Exercise -
Copy out each line featuring the string "Sala" from the entries beneath.

Structured figure records
* * * *

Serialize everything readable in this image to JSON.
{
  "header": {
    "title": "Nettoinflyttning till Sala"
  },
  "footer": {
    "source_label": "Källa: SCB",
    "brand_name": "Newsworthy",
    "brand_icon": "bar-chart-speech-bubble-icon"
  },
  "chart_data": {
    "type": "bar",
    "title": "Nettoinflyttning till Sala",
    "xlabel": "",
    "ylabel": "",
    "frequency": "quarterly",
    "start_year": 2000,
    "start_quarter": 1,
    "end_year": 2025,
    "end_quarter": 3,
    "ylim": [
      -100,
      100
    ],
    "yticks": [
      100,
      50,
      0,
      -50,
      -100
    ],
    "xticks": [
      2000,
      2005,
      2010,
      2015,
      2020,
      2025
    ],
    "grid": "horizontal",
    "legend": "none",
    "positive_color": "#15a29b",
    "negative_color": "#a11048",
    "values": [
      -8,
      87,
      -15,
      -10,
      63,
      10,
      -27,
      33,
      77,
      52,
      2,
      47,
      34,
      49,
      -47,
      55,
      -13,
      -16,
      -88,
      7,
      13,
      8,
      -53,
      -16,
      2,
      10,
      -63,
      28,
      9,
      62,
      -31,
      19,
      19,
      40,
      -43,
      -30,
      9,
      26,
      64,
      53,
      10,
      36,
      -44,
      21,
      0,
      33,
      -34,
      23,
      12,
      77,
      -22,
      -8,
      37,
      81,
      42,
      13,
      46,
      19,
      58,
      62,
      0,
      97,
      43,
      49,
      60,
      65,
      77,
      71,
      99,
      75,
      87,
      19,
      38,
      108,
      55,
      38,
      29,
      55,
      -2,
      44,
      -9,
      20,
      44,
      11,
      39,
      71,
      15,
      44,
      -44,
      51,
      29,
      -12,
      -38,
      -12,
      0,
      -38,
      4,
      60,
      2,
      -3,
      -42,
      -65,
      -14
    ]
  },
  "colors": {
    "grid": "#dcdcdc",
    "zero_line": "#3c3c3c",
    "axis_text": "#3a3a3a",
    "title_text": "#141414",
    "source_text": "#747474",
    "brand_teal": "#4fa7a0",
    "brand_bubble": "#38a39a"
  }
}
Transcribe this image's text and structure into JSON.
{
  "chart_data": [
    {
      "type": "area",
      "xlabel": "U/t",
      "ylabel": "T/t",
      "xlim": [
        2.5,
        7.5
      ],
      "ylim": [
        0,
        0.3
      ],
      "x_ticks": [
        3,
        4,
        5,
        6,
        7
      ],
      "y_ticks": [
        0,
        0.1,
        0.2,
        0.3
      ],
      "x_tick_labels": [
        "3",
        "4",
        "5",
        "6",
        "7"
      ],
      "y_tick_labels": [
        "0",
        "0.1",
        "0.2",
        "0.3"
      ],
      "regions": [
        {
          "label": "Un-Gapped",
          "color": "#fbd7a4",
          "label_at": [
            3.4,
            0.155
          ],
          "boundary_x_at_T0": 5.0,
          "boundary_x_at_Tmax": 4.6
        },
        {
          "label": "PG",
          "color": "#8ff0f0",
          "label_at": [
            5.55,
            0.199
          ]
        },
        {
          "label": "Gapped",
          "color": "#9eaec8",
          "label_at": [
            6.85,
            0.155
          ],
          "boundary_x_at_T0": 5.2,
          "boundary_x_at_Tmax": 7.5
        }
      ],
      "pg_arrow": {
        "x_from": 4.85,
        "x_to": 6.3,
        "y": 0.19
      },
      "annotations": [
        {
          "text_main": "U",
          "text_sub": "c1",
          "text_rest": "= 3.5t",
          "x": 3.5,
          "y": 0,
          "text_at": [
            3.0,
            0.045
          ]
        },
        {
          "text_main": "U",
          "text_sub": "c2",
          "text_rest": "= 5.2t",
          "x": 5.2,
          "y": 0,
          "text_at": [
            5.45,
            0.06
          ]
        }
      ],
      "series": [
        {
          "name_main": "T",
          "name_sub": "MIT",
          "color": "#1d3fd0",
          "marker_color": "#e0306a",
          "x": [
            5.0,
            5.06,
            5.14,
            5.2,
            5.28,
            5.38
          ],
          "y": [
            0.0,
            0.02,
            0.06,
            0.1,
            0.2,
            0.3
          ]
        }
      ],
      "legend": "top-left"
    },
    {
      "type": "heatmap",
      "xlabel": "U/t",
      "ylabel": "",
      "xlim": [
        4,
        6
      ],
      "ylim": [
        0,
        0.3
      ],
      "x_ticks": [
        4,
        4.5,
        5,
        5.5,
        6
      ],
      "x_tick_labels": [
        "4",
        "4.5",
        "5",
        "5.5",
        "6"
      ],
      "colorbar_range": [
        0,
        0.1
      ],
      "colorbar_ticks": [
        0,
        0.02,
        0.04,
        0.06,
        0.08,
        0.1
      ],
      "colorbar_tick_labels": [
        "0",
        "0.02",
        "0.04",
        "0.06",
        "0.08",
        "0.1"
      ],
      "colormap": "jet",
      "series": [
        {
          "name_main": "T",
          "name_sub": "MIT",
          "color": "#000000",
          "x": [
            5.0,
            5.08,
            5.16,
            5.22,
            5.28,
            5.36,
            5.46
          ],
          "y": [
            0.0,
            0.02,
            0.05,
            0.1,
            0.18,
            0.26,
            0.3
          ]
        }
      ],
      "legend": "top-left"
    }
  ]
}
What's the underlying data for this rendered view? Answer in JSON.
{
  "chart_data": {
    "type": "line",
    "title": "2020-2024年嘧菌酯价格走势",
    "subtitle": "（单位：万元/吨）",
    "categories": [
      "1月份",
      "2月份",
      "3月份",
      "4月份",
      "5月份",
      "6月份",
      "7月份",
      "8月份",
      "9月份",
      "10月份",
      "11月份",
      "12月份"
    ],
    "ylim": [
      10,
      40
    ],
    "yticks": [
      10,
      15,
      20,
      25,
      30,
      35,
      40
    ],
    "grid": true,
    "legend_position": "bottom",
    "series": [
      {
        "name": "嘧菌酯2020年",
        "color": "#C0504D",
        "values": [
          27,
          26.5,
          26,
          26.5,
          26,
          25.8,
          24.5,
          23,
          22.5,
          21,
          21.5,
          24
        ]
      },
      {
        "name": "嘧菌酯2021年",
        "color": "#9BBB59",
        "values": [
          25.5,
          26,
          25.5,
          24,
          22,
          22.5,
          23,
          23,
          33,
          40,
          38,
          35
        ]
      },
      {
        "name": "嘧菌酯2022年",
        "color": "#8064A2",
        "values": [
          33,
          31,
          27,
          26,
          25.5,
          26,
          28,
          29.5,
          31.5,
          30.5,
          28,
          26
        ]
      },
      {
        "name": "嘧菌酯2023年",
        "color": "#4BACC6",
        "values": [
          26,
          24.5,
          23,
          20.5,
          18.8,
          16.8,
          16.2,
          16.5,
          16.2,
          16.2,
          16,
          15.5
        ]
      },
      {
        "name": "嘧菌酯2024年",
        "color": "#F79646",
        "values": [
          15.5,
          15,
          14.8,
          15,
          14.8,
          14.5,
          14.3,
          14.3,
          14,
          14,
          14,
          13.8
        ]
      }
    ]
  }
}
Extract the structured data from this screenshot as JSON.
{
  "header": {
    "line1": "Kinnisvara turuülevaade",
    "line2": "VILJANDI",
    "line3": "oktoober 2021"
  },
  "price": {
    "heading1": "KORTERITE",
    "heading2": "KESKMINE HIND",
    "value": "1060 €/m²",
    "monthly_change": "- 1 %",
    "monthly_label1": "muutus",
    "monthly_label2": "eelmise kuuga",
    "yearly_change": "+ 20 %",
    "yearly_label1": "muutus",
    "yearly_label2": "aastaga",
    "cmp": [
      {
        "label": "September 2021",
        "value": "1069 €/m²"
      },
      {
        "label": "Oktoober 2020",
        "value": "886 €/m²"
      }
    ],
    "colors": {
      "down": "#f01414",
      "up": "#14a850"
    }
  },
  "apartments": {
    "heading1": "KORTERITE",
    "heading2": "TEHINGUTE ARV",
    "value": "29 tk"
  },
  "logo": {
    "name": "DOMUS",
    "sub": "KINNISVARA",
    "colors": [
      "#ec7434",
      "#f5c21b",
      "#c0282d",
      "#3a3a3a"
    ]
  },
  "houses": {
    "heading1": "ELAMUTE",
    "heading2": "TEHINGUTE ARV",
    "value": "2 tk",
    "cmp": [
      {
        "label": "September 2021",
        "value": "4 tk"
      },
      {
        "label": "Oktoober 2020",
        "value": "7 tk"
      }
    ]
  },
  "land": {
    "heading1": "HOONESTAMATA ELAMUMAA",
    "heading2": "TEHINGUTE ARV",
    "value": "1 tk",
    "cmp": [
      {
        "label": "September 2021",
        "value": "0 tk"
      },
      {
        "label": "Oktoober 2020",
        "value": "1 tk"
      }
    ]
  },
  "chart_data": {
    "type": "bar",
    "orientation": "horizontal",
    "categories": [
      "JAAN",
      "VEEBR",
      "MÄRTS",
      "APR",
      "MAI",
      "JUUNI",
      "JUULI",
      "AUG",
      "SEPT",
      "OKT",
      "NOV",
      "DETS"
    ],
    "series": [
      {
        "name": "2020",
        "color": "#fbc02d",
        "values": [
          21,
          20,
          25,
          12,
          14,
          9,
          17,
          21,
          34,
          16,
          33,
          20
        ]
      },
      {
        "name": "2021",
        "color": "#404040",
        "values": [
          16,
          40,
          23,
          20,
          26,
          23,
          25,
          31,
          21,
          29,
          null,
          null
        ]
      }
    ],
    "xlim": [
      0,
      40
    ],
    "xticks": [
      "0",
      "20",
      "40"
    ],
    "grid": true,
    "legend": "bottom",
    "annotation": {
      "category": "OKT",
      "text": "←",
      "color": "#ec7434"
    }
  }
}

* * * *

Completed task -
    "title": "Nettoinflyttning till Sala"
    "title": "Nettoinflyttning till Sala",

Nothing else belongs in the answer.